# Given request
Extract every record, keeping each one exactly as it is.
========
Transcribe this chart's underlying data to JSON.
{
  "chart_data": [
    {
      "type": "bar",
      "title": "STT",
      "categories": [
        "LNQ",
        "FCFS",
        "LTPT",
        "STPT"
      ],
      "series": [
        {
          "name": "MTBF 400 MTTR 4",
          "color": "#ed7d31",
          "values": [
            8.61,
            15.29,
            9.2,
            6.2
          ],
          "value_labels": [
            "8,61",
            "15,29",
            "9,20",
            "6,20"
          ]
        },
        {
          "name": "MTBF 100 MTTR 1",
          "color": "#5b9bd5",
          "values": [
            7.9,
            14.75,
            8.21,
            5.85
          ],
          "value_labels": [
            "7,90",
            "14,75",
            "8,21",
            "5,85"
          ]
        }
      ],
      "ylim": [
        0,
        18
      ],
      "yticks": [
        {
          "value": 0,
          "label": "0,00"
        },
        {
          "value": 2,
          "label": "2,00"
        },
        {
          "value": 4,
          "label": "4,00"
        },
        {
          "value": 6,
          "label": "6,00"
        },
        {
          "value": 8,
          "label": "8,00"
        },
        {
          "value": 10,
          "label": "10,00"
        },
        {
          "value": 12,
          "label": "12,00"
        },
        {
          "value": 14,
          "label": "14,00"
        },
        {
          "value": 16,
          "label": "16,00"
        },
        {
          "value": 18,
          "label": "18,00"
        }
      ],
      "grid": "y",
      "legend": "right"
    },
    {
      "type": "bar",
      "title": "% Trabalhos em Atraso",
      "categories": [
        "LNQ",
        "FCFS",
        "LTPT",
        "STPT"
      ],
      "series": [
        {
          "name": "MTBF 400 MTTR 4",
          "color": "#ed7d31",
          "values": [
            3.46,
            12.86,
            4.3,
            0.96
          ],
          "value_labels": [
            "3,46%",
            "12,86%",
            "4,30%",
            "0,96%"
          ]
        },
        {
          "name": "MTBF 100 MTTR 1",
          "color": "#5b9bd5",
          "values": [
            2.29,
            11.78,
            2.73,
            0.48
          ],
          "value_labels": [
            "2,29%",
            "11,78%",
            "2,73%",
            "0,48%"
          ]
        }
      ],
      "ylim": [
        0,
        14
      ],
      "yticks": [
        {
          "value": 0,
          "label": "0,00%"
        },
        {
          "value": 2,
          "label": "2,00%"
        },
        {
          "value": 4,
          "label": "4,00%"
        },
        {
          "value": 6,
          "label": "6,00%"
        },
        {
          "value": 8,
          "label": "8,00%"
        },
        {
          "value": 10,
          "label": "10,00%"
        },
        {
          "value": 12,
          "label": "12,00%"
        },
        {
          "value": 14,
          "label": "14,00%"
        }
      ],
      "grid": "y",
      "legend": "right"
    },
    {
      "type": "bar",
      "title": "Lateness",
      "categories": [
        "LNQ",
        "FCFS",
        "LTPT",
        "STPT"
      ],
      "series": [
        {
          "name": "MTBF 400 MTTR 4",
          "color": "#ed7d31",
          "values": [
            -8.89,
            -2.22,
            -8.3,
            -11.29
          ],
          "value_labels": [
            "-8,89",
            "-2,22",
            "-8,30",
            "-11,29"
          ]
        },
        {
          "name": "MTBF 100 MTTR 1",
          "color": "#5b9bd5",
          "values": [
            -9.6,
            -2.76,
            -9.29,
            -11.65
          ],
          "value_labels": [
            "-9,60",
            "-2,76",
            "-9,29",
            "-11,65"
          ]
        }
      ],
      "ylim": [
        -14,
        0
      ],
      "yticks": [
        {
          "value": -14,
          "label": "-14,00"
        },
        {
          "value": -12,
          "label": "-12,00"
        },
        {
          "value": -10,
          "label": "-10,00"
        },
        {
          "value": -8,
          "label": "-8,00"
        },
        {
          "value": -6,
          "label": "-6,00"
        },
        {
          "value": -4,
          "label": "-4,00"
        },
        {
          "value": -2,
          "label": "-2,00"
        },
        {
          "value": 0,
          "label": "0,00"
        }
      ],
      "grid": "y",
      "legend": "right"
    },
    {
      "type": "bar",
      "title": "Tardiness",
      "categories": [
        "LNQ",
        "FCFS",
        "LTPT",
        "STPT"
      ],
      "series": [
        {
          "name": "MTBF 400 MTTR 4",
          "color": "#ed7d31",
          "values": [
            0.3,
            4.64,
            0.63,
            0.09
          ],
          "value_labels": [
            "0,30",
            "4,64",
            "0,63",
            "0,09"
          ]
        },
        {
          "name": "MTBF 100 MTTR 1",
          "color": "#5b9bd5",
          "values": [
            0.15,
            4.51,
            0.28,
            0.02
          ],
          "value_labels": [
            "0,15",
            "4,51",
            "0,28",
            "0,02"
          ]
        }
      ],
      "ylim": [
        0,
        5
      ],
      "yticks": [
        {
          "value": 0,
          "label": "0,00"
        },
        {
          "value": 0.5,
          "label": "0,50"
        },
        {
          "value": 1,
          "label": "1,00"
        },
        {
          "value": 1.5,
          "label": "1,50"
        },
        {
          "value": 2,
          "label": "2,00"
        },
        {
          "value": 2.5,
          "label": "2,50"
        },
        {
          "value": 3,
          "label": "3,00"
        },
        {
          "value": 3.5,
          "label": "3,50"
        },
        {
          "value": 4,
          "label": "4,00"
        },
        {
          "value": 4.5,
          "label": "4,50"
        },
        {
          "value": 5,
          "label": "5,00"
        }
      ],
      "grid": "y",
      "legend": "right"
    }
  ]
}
========
# The completed task
Transcribe this chart's underlying data to JSON.
{
  "chart_data": [
    {
      "type": "bar",
      "title": "STT",
      "categories": [
        "LNQ",
        "FCFS",
        "LTPT",
        "STPT"
      ],
      "series": [
        {
          "name": "MTBF 400 MTTR 4",
          "color": "#ed7d31",
          "values": [
            8.61,
            15.29,
            9.2,
            6.2
          ],
          "value_labels": [
            "8,61",
            "15,29",
            "9,20",
            "6,20"
          ]
        },
        {
          "name": "MTBF 100 MTTR 1",
          "color": "#5b9bd5",
          "values": [
            7.9,
            14.75,
            8.21,
            5.85
          ],
          "value_labels": [
            "7,90",
            "14,75",
            "8,21",
            "5,85"
          ]
        }
      ],
      "ylim": [
        0,
        18
      ],
      "yticks": [
        {
          "value": 0,
          "label": "0,00"
        },
        {
          "value": 2,
          "label": "2,00"
        },
        {
          "value": 4,
          "label": "4,00"
        },
        {
          "value": 6,
          "label": "6,00"
        },
        {
          "value": 8,
          "label": "8,00"
        },
        {
          "value": 10,
          "label": "10,00"
        },
        {
          "value": 12,
          "label": "12,00"
        },
        {
          "value": 14,
          "label": "14,00"
        },
        {
          "value": 16,
          "label": "16,00"
        },
        {
          "value": 18,
          "label": "18,00"
        }
      ],
      "grid": "y",
      "legend": "right"
    },
    {
      "type": "bar",
      "title": "% Trabalhos em Atraso",
      "categories": [
        "LNQ",
        "FCFS",
        "LTPT",
        "STPT"
      ],
      "series": [
        {
          "name": "MTBF 400 MTTR 4",
          "color": "#ed7d31",
          "values": [
            3.46,
            12.86,
            4.3,
            0.96
          ],
          "value_labels": [
            "3,46%",
            "12,86%",
            "4,30%",
            "0,96%"
          ]
        },
        {
          "name": "MTBF 100 MTTR 1",
          "color": "#5b9bd5",
          "values": [
            2.29,
            11.78,
            2.73,
            0.48
          ],
          "value_labels": [
            "2,29%",
            "11,78%",
            "2,73%",
            "0,48%"
          ]
        }
      ],
      "ylim": [
        0,
        14
      ],
      "yticks": [
        {
          "value": 0,
          "label": "0,00%"
        },
        {
          "value": 2,
          "label": "2,00%"
        },
        {
          "value": 4,
          "label": "4,00%"
        },
        {
          "value": 6,
          "label": "6,00%"
        },
        {
          "value": 8,
          "label": "8,00%"
        },
        {
          "value": 10,
          "label": "10,00%"
        },
        {
          "value": 12,
          "label": "12,00%"
        },
        {
          "value": 14,
          "label": "14,00%"
        }
      ],
      "grid": "y",
      "legend": "right"
    },
    {
      "type": "bar",
      "title": "Lateness",
      "categories": [
        "LNQ",
        "FCFS",
        "LTPT",
        "STPT"
      ],
      "series": [
        {
          "name": "MTBF 400 MTTR 4",
          "color": "#ed7d31",
          "values": [
            -8.89,
            -2.22,
            -8.3,
            -11.29
          ],
          "value_labels": [
            "-8,89",
            "-2,22",
            "-8,30",
            "-11,29"
          ]
        },
        {
          "name": "MTBF 100 MTTR 1",
          "color": "#5b9bd5",
          "values": [
            -9.6,
            -2.76,
            -9.29,
            -11.65
          ],
          "value_labels": [
            "-9,60",
            "-2,76",
            "-9,29",
            "-11,65"
          ]
        }
      ],
      "ylim": [
        -14,
        0
      ],
      "yticks": [
        {
          "value": -14,
          "label": "-14,00"
        },
        {
          "value": -12,
          "label": "-12,00"
        },
        {
          "value": -10,
          "label": "-10,00"
        },
        {
          "value": -8,
          "label": "-8,00"
        },
        {
          "value": -6,
          "label": "-6,00"
        },
        {
          "value": -4,
          "label": "-4,00"
        },
        {
          "value": -2,
          "label": "-2,00"
        },
        {
          "value": 0,
          "label": "0,00"
        }
      ],
      "grid": "y",
      "legend": "right"
    },
    {
      "type": "bar",
      "title": "Tardiness",
      "categories": [
        "LNQ",
        "FCFS",
        "LTPT",
        "STPT"
      ],
      "series": [
        {
          "name": "MTBF 400 MTTR 4",
          "color": "#ed7d31",
          "values": [
            0.3,
            4.64,
            0.63,
            0.09
          ],
          "value_labels": [
            "0,30",
            "4,64",
            "0,63",
            "0,09"
          ]
        },
        {
          "name": "MTBF 100 MTTR 1",
          "color": "#5b9bd5",
          "values": [
            0.15,
            4.51,
            0.28,
            0.02
          ],
          "value_labels": [
            "0,15",
            "4,51",
            "0,28",
            "0,02"
          ]
        }
      ],
      "ylim": [
        0,
        5
      ],
      "yticks": [
        {
          "value": 0,
          "label": "0,00"
        },
        {
          "value": 0.5,
          "label": "0,50"
        },
        {
          "value": 1,
          "label": "1,00"
        },
        {
          "value": 1.5,
          "label": "1,50"
        },
        {
          "value": 2,
          "label": "2,00"
        },
        {
          "value": 2.5,
          "label": "2,50"
        },
        {
          "value": 3,
          "label": "3,00"
        },
        {
          "value": 3.5,
          "label": "3,50"
        },
        {
          "value": 4,
          "label": "4,00"
        },
        {
          "value": 4.5,
          "label": "4,50"
        },
        {
          "value": 5,
          "label": "5,00"
        }
      ],
      "grid": "y",
      "legend": "right"
    }
  ]
}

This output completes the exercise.